▸ Exercise brief
Look through the records that follow. Copy every line containing the word "Daily".

▸ Data records
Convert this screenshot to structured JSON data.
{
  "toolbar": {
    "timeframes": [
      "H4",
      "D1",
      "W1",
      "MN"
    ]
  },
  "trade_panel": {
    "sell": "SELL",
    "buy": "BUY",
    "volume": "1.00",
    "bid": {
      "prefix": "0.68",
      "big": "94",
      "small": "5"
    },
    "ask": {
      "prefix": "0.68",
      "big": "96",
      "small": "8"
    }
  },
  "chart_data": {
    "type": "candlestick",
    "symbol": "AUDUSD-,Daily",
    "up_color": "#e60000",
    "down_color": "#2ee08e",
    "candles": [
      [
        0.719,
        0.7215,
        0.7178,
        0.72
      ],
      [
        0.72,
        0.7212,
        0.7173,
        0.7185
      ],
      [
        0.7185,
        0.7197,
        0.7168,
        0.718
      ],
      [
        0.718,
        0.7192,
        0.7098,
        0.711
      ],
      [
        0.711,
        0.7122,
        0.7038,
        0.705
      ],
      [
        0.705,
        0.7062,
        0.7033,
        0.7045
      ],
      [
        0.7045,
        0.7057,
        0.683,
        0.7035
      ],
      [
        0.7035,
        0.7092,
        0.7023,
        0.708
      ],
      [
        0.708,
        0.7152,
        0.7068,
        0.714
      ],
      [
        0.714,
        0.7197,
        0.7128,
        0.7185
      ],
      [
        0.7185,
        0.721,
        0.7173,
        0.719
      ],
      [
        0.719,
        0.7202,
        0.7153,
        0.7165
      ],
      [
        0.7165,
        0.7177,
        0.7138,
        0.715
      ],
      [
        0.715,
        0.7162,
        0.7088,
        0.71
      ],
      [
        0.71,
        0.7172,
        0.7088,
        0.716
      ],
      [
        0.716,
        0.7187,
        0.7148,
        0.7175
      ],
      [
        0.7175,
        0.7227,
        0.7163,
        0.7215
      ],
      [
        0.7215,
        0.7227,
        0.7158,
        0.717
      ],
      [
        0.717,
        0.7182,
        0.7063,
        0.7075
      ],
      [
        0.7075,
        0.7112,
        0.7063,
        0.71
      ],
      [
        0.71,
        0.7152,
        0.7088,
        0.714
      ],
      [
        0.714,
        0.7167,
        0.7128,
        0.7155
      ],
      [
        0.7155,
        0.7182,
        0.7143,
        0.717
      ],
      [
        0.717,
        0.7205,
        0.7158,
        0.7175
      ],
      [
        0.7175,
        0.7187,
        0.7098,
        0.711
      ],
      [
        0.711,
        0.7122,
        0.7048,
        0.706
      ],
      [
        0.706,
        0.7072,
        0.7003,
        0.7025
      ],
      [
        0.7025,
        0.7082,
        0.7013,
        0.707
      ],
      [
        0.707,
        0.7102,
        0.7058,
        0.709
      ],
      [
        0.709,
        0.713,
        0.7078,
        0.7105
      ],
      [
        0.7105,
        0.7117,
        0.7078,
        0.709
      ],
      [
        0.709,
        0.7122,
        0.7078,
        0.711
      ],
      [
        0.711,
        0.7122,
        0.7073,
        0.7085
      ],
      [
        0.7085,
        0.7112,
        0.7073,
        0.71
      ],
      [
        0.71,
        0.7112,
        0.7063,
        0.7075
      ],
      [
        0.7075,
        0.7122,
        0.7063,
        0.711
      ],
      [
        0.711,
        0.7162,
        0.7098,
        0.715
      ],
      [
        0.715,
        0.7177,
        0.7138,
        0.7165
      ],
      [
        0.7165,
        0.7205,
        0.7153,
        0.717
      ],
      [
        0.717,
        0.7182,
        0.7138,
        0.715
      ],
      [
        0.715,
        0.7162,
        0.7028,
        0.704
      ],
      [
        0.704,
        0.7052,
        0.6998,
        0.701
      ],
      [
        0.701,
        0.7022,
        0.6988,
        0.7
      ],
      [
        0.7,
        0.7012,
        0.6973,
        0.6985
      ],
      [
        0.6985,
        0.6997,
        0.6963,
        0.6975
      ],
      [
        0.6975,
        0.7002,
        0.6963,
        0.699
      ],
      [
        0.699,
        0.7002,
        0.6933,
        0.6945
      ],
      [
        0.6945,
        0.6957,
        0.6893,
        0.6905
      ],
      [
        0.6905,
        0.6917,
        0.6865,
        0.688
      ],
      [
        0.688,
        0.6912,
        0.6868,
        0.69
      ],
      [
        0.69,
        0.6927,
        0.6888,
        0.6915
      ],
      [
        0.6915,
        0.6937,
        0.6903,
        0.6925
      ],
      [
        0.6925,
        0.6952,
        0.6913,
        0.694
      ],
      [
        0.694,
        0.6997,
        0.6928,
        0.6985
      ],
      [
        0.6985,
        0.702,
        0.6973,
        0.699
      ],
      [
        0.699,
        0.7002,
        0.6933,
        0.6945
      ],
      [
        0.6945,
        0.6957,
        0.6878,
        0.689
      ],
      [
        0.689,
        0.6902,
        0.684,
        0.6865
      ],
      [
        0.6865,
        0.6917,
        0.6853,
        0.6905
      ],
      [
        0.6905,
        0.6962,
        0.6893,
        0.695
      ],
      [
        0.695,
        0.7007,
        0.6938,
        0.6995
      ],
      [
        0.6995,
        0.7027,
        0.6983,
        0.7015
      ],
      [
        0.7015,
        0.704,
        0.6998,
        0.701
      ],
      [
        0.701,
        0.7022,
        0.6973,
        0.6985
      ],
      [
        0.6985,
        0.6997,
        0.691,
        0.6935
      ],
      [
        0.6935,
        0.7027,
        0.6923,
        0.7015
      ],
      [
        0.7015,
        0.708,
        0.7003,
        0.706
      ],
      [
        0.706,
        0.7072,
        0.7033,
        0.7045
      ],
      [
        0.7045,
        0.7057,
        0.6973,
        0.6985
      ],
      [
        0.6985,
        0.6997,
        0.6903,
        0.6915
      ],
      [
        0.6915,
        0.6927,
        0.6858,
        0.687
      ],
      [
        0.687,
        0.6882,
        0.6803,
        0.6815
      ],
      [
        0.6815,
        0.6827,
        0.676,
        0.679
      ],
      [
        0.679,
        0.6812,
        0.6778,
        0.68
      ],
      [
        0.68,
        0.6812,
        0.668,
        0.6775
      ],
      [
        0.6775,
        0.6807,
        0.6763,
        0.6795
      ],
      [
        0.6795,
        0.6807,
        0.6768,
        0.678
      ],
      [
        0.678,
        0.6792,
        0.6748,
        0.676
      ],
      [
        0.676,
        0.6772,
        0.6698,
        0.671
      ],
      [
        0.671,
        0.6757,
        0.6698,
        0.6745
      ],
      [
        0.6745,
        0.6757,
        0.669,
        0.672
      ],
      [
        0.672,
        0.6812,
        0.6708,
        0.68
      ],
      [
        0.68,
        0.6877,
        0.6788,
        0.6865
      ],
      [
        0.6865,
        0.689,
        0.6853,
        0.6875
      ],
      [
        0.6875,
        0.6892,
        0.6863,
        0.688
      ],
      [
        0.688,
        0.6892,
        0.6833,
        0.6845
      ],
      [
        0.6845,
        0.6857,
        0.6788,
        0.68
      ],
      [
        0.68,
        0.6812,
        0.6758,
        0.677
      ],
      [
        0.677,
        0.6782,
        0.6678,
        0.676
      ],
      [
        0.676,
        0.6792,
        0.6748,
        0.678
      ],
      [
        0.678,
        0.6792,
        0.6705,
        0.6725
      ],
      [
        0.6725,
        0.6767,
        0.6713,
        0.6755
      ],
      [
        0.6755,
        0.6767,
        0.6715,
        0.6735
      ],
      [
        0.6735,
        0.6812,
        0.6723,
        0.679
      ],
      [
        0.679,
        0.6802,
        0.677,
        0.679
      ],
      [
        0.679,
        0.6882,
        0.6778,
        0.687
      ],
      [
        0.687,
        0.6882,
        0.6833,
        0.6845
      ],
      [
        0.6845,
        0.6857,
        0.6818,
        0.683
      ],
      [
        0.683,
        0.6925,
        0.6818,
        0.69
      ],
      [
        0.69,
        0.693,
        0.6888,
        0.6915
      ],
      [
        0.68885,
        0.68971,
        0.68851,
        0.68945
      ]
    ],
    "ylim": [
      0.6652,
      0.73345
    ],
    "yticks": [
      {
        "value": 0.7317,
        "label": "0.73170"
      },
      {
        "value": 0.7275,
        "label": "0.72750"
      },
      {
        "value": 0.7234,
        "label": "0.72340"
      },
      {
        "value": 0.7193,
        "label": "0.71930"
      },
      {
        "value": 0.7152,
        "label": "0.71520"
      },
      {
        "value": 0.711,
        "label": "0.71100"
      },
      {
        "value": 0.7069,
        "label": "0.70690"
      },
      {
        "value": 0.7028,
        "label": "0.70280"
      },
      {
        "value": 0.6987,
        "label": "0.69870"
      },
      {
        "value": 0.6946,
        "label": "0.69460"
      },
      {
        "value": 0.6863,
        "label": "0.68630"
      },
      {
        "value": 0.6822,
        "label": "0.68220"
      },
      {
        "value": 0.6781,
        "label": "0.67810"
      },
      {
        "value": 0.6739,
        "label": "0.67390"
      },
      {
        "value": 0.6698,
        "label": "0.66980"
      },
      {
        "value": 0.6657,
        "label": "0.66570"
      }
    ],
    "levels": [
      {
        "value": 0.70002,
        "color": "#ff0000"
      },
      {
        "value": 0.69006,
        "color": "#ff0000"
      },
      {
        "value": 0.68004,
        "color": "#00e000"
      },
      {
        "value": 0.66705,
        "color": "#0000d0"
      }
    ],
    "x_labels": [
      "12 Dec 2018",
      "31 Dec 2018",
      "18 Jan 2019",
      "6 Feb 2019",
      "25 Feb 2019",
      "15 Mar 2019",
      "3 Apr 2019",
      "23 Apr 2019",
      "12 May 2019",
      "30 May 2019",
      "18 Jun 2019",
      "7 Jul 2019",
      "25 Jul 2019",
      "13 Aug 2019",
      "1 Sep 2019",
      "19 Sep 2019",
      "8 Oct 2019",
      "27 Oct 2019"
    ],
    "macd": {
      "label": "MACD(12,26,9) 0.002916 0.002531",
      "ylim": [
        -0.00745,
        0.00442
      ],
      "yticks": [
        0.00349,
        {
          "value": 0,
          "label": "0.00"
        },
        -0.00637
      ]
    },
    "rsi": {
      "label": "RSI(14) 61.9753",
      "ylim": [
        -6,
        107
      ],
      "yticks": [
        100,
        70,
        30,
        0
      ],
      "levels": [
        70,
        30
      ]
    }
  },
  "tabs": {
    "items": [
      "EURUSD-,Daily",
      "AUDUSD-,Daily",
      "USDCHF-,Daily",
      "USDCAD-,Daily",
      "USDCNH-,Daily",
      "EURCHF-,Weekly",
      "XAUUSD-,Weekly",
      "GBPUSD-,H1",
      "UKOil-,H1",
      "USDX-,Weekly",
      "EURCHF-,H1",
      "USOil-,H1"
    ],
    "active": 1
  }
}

▸ Solution to this exercise
    "symbol": "AUDUSD-,Daily",
      "EURUSD-,Daily",
      "AUDUSD-,Daily",
      "USDCHF-,Daily",
      "USDCAD-,Daily",
      "USDCNH-,Daily",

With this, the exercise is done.